[Stored data]
:::

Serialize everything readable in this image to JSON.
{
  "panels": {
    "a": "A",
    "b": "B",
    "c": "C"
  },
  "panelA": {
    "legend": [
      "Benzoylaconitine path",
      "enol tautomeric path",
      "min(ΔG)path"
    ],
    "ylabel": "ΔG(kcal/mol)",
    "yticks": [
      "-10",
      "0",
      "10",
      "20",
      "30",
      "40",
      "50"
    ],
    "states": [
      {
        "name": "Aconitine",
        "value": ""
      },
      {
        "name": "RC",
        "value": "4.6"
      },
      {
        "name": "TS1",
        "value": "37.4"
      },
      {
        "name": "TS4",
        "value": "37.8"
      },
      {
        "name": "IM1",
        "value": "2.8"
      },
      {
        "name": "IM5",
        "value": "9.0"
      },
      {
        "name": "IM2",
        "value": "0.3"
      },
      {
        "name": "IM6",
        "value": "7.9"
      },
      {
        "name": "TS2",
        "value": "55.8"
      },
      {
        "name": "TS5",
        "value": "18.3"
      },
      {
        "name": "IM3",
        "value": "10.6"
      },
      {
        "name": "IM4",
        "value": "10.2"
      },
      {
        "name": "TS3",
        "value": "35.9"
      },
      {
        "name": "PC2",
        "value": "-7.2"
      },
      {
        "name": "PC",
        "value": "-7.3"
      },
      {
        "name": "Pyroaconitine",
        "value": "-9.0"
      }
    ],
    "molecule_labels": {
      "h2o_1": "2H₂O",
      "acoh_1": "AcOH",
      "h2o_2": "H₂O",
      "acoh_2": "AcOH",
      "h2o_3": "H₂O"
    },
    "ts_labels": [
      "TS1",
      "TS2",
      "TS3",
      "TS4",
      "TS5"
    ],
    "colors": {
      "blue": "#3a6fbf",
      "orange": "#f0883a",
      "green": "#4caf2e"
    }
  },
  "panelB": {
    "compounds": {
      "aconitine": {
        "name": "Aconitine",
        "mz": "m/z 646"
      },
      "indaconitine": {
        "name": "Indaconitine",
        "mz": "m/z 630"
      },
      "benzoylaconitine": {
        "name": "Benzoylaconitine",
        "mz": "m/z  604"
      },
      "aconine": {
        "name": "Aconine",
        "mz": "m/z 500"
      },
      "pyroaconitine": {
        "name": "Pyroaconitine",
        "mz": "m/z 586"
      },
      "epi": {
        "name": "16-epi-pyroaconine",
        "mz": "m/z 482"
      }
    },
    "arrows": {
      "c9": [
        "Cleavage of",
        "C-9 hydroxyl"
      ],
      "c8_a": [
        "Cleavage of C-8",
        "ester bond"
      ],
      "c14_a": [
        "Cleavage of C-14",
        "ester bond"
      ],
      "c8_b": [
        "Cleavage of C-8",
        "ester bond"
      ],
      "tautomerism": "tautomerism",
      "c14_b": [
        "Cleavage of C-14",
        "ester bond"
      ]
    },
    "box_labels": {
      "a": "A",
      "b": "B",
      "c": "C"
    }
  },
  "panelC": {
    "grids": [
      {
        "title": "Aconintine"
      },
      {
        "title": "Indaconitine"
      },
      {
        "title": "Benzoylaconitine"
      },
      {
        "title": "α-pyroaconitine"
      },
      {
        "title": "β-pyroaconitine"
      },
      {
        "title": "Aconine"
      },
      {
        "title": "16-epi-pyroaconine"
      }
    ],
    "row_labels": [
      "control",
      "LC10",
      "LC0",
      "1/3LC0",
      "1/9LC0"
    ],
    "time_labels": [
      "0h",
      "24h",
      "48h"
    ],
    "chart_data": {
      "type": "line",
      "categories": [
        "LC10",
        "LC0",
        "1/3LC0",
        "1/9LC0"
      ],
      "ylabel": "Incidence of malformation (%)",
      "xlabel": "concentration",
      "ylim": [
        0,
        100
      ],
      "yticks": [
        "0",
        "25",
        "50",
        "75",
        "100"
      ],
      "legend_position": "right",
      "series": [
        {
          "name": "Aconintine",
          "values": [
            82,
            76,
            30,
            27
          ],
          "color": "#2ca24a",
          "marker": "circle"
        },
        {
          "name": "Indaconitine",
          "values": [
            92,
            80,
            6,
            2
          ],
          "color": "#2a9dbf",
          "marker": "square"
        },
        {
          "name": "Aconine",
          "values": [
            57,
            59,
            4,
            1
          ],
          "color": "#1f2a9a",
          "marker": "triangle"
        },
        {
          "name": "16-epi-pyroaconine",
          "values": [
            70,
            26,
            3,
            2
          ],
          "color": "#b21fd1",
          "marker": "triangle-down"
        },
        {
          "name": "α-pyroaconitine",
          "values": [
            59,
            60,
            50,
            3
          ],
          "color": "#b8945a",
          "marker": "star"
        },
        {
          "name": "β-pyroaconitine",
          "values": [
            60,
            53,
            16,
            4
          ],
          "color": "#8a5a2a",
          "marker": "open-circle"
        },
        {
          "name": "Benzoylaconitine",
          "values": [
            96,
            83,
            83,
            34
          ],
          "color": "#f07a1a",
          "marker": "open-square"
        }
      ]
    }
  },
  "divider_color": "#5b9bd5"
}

:::

Take the entries above and copy them out exactly.

**Finished answer:**
Serialize everything readable in this image to JSON.
{
  "panels": {
    "a": "A",
    "b": "B",
    "c": "C"
  },
  "panelA": {
    "legend": [
      "Benzoylaconitine path",
      "enol tautomeric path",
      "min(ΔG)path"
    ],
    "ylabel": "ΔG(kcal/mol)",
    "yticks": [
      "-10",
      "0",
      "10",
      "20",
      "30",
      "40",
      "50"
    ],
    "states": [
      {
        "name": "Aconitine",
        "value": ""
      },
      {
        "name": "RC",
        "value": "4.6"
      },
      {
        "name": "TS1",
        "value": "37.4"
      },
      {
        "name": "TS4",
        "value": "37.8"
      },
      {
        "name": "IM1",
        "value": "2.8"
      },
      {
        "name": "IM5",
        "value": "9.0"
      },
      {
        "name": "IM2",
        "value": "0.3"
      },
      {
        "name": "IM6",
        "value": "7.9"
      },
      {
        "name": "TS2",
        "value": "55.8"
      },
      {
        "name": "TS5",
        "value": "18.3"
      },
      {
        "name": "IM3",
        "value": "10.6"
      },
      {
        "name": "IM4",
        "value": "10.2"
      },
      {
        "name": "TS3",
        "value": "35.9"
      },
      {
        "name": "PC2",
        "value": "-7.2"
      },
      {
        "name": "PC",
        "value": "-7.3"
      },
      {
        "name": "Pyroaconitine",
        "value": "-9.0"
      }
    ],
    "molecule_labels": {
      "h2o_1": "2H₂O",
      "acoh_1": "AcOH",
      "h2o_2": "H₂O",
      "acoh_2": "AcOH",
      "h2o_3": "H₂O"
    },
    "ts_labels": [
      "TS1",
      "TS2",
      "TS3",
      "TS4",
      "TS5"
    ],
    "colors": {
      "blue": "#3a6fbf",
      "orange": "#f0883a",
      "green": "#4caf2e"
    }
  },
  "panelB": {
    "compounds": {
      "aconitine": {
        "name": "Aconitine",
        "mz": "m/z 646"
      },
      "indaconitine": {
        "name": "Indaconitine",
        "mz": "m/z 630"
      },
      "benzoylaconitine": {
        "name": "Benzoylaconitine",
        "mz": "m/z  604"
      },
      "aconine": {
        "name": "Aconine",
        "mz": "m/z 500"
      },
      "pyroaconitine": {
        "name": "Pyroaconitine",
        "mz": "m/z 586"
      },
      "epi": {
        "name": "16-epi-pyroaconine",
        "mz": "m/z 482"
      }
    },
    "arrows": {
      "c9": [
        "Cleavage of",
        "C-9 hydroxyl"
      ],
      "c8_a": [
        "Cleavage of C-8",
        "ester bond"
      ],
      "c14_a": [
        "Cleavage of C-14",
        "ester bond"
      ],
      "c8_b": [
        "Cleavage of C-8",
        "ester bond"
      ],
      "tautomerism": "tautomerism",
      "c14_b": [
        "Cleavage of C-14",
        "ester bond"
      ]
    },
    "box_labels": {
      "a": "A",
      "b": "B",
      "c": "C"
    }
  },
  "panelC": {
    "grids": [
      {
        "title": "Aconintine"
      },
      {
        "title": "Indaconitine"
      },
      {
        "title": "Benzoylaconitine"
      },
      {
        "title": "α-pyroaconitine"
      },
      {
        "title": "β-pyroaconitine"
      },
      {
        "title": "Aconine"
      },
      {
        "title": "16-epi-pyroaconine"
      }
    ],
    "row_labels": [
      "control",
      "LC10",
      "LC0",
      "1/3LC0",
      "1/9LC0"
    ],
    "time_labels": [
      "0h",
      "24h",
      "48h"
    ],
    "chart_data": {
      "type": "line",
      "categories": [
        "LC10",
        "LC0",
        "1/3LC0",
        "1/9LC0"
      ],
      "ylabel": "Incidence of malformation (%)",
      "xlabel": "concentration",
      "ylim": [
        0,
        100
      ],
      "yticks": [
        "0",
        "25",
        "50",
        "75",
        "100"
      ],
      "legend_position": "right",
      "series": [
        {
          "name": "Aconintine",
          "values": [
            82,
            76,
            30,
            27
          ],
          "color": "#2ca24a",
          "marker": "circle"
        },
        {
          "name": "Indaconitine",
          "values": [
            92,
            80,
            6,
            2
          ],
          "color": "#2a9dbf",
          "marker": "square"
        },
        {
          "name": "Aconine",
          "values": [
            57,
            59,
            4,
            1
          ],
          "color": "#1f2a9a",
          "marker": "triangle"
        },
        {
          "name": "16-epi-pyroaconine",
          "values": [
            70,
            26,
            3,
            2
          ],
          "color": "#b21fd1",
          "marker": "triangle-down"
        },
        {
          "name": "α-pyroaconitine",
          "values": [
            59,
            60,
            50,
            3
          ],
          "color": "#b8945a",
          "marker": "star"
        },
        {
          "name": "β-pyroaconitine",
          "values": [
            60,
            53,
            16,
            4
          ],
          "color": "#8a5a2a",
          "marker": "open-circle"
        },
        {
          "name": "Benzoylaconitine",
          "values": [
            96,
            83,
            83,
            34
          ],
          "color": "#f07a1a",
          "marker": "open-square"
        }
      ]
    }
  },
  "divider_color": "#5b9bd5"
}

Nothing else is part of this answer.